▶ **Tarefa**
De acordo com o trecho abaixo sobre hierarquia de poder e gênero, como funciona o poder nas sociedades sem cadeia de comando fixa descritas pelos etnólogos?

▶ **Trecho do documento**
-=-=-

Se existir tal imperativo biológico e inato, será que ele é igualmente imperativo para ambos os sexos? Nós não temos evidências incontroversas de que haja alguma diferença inata de gênero nos comportamentos sociais. Essencialistas dos dois lados da discussão afirmam que os homens seriam inatamente predispostos a estabelecer uma hierarquia de poder enquanto que as mulheres, ainda que elas não criem essas estruturas, as aceitam ou os imitam. De acordo com os essencialistas, é certo que o projeto masculino prevalecerá, e nós deveríamos esperar encontrar essa cadeia de comando, os “de cima” comandando os “de baixo”, com o poder concentrado em poucos, como um padrão quase universal das sociedades humanas.

A antropologia fornece algumas exceções a essa suposta universalidade. Etnólogos já descreveram sociedades que não têm uma cadeia de comando fixa; nelas o poder, em vez de estar preso a um sistema rígido de desigualdade, é fluido, partilhado diferentemente em situações diferentes, operando por freios e contrapesos que sempre tendem ao consenso. Eles já descreveram sociedades que não estabelecem um gênero como superior, ainda que sempre haja alguma divisão do trabalho por gênero, e as ocupações masculinas sejam aquelas com mais chances de serem celebradas.

Mas todas essas são sociedades que descrevemos como “primitivas” — de maneira tautológica, uma vez que já estabelecemos previamente uma hierarquia de valores: primitivo = baixo = fraco, civilizado = alto = poderoso.

Muitas das sociedades “primitivas” e todas as sociedades “civilizadas” são rigidamente estratificadas, com muito poder atribuído a uma minoria e pouco ou nenhum poder para a maior parte. Será a perpetuação das instituições de desigualdade social de fato o mecanismo que impulsiona a civilização, como sugeriu Lévi-Strauss?

-=-=-

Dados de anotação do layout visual
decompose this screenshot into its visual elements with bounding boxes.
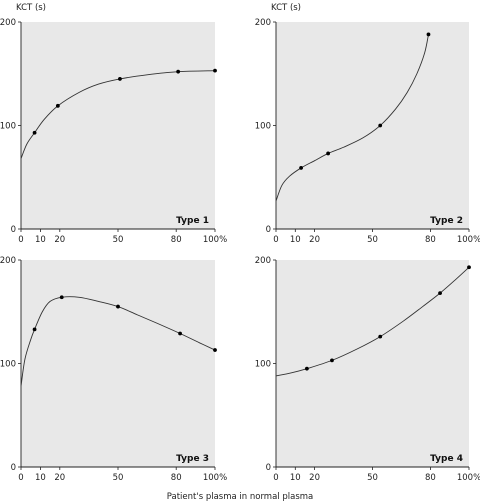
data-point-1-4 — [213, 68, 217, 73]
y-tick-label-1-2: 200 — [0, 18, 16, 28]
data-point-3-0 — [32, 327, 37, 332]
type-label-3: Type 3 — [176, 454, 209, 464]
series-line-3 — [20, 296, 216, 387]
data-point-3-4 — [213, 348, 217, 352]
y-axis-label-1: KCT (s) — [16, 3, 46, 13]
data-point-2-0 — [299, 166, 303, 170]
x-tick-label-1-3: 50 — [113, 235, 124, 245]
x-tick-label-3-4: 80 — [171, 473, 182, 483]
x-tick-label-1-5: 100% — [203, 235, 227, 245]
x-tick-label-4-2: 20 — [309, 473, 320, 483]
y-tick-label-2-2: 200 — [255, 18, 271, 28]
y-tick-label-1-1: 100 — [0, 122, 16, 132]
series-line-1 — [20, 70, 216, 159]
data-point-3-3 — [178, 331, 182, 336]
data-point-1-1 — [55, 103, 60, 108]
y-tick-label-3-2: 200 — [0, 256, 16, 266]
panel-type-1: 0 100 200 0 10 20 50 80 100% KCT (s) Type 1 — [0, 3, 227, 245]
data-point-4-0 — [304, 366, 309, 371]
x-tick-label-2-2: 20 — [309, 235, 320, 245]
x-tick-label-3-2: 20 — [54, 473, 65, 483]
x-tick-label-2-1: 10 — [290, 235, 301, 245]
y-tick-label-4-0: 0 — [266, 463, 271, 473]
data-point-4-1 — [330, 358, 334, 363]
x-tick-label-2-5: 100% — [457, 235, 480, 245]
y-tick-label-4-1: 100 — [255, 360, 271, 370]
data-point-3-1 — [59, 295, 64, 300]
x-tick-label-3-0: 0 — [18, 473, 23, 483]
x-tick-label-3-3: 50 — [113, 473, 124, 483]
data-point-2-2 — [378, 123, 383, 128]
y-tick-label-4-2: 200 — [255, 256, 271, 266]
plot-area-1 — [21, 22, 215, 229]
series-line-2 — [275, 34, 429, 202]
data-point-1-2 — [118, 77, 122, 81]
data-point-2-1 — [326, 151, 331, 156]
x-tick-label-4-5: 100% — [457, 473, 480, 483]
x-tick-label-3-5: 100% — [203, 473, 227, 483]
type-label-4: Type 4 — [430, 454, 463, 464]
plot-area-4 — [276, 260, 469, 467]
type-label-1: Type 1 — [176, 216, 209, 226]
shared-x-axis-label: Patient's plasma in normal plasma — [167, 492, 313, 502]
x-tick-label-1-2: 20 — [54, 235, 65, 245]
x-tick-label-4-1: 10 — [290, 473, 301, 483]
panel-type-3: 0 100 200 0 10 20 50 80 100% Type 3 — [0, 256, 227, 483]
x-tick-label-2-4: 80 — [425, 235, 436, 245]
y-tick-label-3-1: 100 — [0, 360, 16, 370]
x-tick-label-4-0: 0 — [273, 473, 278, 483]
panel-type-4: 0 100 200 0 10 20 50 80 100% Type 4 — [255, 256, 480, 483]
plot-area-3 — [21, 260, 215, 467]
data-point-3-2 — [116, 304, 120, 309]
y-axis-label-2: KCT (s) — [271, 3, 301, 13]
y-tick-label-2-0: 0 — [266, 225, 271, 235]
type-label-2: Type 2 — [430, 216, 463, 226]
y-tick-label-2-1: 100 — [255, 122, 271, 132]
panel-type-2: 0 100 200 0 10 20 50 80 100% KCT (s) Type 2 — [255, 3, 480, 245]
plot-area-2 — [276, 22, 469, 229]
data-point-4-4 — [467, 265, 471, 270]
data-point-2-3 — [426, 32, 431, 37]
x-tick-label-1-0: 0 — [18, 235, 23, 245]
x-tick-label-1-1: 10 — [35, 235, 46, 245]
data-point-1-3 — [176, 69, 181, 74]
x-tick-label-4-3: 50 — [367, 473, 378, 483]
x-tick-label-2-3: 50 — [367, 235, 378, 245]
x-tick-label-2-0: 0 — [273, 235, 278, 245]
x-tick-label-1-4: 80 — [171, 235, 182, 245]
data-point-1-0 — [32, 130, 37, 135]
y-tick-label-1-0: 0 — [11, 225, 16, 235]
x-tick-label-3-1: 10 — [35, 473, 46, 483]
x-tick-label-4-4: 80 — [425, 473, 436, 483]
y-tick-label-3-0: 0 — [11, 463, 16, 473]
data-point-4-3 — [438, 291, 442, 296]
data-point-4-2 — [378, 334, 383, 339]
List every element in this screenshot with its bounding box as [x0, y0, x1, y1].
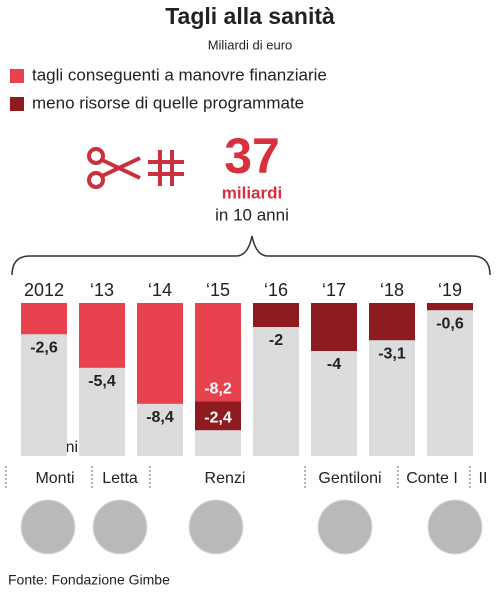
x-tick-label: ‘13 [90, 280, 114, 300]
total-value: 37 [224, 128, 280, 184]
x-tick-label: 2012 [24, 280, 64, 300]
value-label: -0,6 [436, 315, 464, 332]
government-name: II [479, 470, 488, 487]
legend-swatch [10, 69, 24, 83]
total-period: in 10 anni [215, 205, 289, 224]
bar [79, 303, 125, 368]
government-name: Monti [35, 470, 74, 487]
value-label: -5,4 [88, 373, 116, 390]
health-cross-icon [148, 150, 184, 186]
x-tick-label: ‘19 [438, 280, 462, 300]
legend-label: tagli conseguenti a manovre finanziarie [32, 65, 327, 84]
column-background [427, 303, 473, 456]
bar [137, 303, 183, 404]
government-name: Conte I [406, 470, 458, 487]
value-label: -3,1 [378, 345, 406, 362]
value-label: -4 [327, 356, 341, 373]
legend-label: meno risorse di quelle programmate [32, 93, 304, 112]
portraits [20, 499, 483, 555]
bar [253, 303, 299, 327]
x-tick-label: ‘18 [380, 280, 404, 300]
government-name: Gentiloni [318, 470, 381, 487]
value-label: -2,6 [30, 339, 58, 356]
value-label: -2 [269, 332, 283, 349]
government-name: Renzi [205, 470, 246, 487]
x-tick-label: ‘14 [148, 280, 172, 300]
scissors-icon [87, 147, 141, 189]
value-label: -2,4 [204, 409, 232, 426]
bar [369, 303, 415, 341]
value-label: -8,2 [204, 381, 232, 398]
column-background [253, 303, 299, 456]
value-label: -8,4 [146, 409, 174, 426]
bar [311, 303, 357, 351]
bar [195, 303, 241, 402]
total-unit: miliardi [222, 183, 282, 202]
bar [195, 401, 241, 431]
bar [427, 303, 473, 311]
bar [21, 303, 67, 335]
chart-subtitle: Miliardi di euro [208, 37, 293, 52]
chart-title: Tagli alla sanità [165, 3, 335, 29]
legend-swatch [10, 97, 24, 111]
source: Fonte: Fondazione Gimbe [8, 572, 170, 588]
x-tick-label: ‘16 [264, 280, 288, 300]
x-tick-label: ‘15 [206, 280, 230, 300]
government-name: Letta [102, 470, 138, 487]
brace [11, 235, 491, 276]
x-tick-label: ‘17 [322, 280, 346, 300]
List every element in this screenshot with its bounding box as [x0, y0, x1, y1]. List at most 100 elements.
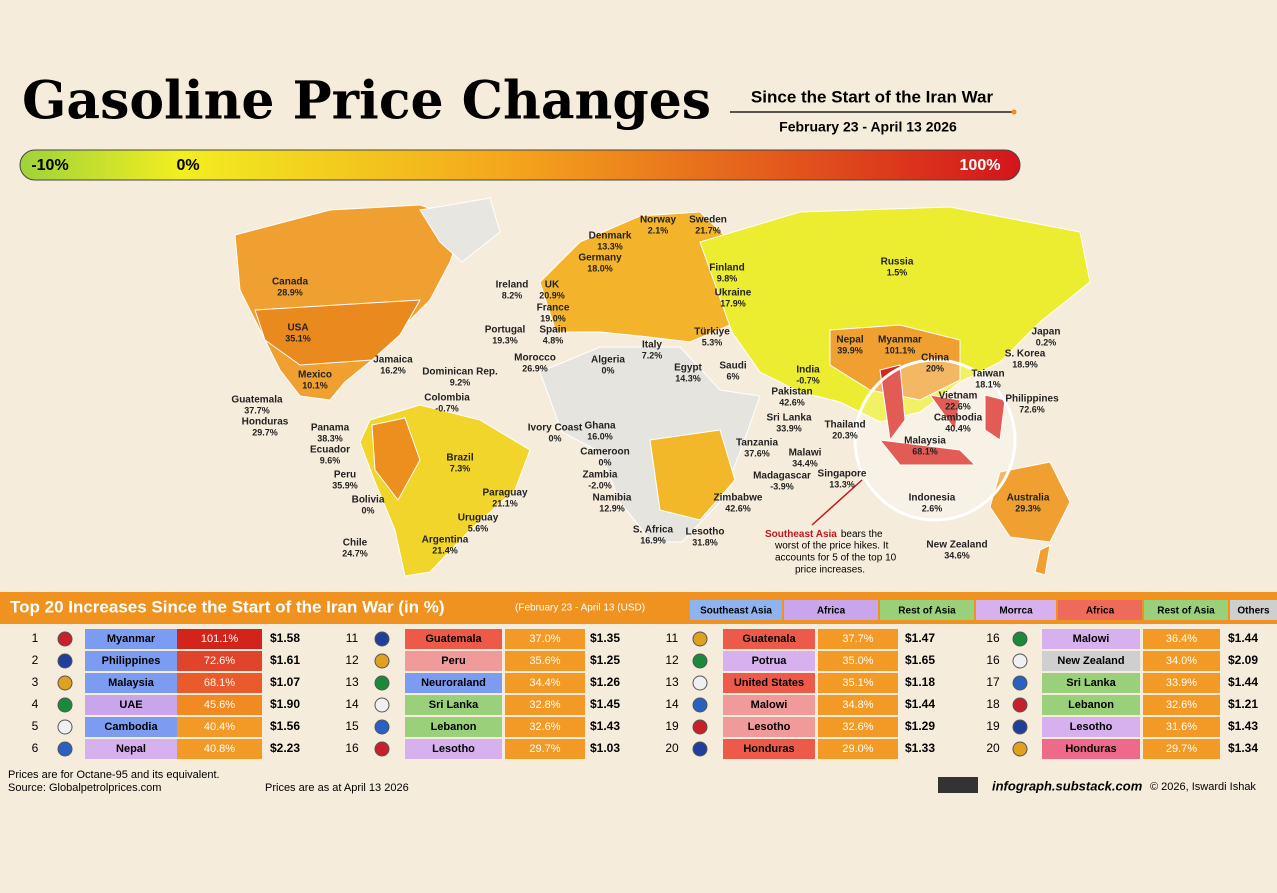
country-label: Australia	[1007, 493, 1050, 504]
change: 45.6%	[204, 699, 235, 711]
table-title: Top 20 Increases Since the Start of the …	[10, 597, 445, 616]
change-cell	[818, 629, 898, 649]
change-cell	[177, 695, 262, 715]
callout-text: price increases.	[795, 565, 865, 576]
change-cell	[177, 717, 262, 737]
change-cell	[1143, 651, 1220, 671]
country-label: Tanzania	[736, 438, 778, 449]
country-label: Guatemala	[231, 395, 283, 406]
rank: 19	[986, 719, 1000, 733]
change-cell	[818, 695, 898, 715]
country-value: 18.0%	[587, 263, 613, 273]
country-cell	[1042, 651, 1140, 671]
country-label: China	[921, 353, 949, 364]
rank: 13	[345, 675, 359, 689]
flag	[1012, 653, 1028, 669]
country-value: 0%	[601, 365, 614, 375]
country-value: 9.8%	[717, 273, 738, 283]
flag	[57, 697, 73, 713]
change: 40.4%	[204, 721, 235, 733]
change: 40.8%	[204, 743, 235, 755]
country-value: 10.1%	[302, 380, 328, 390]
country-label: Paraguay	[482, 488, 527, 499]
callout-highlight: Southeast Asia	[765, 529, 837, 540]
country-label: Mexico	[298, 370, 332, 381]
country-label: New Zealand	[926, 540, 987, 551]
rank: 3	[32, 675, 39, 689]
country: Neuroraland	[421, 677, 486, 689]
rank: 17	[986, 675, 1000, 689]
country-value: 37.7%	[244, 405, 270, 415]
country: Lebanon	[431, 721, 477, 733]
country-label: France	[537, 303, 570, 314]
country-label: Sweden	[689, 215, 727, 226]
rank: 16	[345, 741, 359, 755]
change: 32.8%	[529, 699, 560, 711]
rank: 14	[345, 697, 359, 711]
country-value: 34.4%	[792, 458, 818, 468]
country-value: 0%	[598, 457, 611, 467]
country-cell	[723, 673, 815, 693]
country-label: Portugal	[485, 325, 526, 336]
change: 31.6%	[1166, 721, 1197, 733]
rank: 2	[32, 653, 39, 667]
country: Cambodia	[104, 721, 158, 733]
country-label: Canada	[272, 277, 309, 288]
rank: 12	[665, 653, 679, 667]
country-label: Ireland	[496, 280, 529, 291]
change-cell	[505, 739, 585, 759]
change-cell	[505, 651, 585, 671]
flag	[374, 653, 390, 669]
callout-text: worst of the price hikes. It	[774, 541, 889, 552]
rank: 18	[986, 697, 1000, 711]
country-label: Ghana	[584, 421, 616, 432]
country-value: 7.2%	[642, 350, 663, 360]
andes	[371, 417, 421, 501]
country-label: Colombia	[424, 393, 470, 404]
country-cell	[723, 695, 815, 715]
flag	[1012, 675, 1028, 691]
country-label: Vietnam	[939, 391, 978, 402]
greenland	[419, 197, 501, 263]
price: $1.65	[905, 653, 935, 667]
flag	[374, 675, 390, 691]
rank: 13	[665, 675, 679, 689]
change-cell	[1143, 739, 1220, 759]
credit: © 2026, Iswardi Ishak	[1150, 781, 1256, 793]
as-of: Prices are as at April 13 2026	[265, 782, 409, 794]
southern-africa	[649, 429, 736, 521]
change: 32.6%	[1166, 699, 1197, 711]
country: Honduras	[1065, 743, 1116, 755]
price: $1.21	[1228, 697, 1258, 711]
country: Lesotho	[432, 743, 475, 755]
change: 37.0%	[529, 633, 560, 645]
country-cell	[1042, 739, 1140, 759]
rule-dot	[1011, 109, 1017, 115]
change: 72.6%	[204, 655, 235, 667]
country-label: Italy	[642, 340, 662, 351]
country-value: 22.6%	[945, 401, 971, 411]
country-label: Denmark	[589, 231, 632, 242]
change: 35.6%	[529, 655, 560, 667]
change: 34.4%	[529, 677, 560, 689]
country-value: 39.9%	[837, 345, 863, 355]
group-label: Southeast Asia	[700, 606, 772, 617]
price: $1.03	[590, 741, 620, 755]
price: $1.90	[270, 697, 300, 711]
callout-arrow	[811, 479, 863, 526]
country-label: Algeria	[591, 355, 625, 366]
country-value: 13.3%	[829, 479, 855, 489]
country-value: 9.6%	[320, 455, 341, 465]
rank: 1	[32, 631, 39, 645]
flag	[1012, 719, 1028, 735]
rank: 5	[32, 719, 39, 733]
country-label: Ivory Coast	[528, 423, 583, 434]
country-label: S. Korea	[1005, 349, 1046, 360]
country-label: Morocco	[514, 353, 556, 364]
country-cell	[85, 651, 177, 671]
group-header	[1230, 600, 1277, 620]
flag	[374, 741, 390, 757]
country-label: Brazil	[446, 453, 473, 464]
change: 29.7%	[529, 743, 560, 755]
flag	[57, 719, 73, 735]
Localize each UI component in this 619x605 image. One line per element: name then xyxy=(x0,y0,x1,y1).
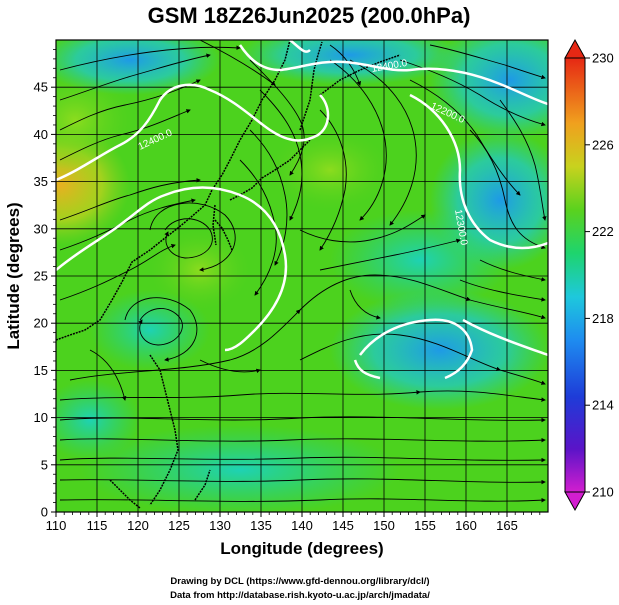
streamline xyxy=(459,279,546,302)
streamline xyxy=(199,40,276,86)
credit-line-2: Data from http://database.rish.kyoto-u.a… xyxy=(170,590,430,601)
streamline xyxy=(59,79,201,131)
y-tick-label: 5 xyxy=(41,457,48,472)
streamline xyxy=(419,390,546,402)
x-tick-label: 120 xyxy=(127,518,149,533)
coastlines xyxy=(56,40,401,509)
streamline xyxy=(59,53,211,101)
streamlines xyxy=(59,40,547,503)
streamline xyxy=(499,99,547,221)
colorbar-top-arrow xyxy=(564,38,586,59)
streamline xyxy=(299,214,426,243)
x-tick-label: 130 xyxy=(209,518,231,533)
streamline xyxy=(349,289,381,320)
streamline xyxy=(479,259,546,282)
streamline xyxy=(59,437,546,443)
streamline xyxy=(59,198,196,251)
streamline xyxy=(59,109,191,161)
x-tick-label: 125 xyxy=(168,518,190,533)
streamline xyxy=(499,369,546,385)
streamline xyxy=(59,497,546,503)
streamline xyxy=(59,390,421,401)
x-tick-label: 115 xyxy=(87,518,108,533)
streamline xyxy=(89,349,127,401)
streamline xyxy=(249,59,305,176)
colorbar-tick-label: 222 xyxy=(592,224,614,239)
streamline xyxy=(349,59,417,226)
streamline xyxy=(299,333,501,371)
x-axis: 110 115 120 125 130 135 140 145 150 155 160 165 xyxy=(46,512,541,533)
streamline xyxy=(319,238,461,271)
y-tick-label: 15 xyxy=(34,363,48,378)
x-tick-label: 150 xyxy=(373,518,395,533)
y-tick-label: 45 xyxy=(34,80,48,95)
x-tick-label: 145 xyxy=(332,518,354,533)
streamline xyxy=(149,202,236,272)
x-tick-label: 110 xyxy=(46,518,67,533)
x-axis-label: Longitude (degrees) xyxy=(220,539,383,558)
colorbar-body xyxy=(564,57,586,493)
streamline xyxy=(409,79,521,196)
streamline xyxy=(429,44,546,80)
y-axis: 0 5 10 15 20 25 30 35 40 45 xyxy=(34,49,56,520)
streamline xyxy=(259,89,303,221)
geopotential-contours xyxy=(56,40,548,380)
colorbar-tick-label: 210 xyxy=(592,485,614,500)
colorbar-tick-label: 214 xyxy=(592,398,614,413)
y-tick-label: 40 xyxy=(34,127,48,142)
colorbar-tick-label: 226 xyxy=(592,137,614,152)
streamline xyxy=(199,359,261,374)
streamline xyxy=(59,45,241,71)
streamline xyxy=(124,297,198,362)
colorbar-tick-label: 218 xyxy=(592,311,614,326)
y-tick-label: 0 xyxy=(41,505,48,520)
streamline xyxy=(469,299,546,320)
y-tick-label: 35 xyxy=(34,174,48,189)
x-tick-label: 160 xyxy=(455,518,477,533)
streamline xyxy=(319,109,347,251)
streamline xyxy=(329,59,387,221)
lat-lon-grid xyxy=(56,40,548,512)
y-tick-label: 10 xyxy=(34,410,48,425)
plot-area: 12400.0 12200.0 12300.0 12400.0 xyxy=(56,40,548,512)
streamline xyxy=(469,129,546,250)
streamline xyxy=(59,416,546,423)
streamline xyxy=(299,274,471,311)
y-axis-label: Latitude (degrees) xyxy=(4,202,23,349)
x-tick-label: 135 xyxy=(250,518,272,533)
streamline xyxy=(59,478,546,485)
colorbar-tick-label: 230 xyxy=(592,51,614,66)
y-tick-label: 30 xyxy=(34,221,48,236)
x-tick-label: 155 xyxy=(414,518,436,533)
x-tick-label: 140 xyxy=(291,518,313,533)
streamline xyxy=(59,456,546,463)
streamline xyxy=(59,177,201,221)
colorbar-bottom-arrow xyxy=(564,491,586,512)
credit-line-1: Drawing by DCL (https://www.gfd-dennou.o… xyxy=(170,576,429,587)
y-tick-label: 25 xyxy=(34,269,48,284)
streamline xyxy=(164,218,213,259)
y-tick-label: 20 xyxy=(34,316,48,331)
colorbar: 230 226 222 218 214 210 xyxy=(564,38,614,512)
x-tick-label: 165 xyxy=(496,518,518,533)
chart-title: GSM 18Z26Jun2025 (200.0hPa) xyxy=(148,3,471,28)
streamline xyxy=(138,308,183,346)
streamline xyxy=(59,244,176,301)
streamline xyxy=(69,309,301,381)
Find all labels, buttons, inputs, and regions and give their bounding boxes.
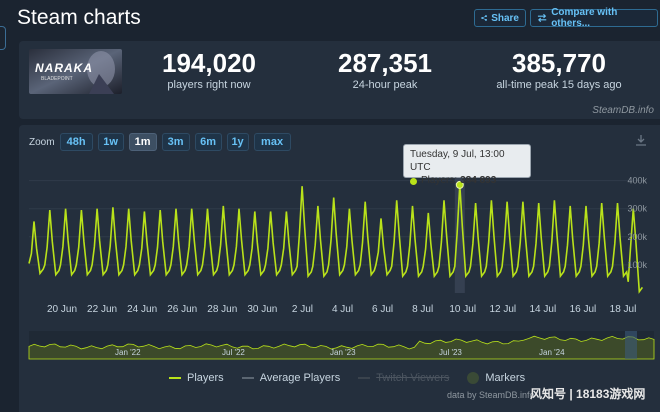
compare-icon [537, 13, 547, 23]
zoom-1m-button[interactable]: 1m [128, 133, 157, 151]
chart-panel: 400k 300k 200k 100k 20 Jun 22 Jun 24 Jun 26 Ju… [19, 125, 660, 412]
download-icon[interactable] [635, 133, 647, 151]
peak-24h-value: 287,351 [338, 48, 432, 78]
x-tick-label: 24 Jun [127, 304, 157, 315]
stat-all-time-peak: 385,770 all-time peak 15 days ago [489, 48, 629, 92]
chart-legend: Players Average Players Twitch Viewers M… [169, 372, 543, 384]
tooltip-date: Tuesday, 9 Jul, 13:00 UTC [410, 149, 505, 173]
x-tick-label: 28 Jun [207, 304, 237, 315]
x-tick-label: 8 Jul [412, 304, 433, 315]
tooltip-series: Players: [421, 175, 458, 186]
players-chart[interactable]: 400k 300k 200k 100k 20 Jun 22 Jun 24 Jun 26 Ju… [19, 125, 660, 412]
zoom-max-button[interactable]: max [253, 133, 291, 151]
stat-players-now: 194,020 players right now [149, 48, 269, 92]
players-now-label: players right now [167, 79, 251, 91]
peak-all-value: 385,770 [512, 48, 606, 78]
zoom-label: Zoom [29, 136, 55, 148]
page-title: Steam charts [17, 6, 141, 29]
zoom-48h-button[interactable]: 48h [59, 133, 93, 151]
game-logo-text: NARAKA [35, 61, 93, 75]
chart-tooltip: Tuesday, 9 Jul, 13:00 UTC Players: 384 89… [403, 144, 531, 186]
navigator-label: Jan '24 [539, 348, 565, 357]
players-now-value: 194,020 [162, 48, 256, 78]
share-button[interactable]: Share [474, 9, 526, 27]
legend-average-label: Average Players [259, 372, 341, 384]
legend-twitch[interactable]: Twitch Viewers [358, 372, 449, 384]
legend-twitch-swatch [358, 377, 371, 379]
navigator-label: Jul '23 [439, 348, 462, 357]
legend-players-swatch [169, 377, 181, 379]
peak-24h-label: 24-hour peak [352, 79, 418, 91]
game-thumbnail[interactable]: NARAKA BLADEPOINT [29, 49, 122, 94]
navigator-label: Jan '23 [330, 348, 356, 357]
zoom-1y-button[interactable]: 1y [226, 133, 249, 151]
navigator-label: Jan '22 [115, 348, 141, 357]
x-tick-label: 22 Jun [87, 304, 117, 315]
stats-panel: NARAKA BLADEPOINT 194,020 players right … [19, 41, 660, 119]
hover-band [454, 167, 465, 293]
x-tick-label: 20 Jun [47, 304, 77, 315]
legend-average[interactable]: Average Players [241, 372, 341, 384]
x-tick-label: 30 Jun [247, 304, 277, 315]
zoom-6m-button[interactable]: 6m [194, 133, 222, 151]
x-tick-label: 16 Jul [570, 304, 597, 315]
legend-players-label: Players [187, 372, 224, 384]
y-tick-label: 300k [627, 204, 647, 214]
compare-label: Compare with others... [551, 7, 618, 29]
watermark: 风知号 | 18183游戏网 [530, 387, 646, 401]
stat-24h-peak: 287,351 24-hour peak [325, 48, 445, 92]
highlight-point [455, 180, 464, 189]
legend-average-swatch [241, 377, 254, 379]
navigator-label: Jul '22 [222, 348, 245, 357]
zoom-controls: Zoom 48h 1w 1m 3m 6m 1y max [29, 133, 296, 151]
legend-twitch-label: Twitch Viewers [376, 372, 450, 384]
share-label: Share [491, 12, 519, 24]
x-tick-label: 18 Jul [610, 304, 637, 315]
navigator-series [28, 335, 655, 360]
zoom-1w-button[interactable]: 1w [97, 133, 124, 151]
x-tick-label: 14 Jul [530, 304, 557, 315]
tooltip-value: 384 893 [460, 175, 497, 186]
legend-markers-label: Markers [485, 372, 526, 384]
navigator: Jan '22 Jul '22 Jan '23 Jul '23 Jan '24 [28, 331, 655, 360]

-=-=-

▶ **Resposta esperada**
O poder é fluido e partilhado de modo diferente em situações diferentes. Opera por freios e contrapesos que sempre tendem ao consenso.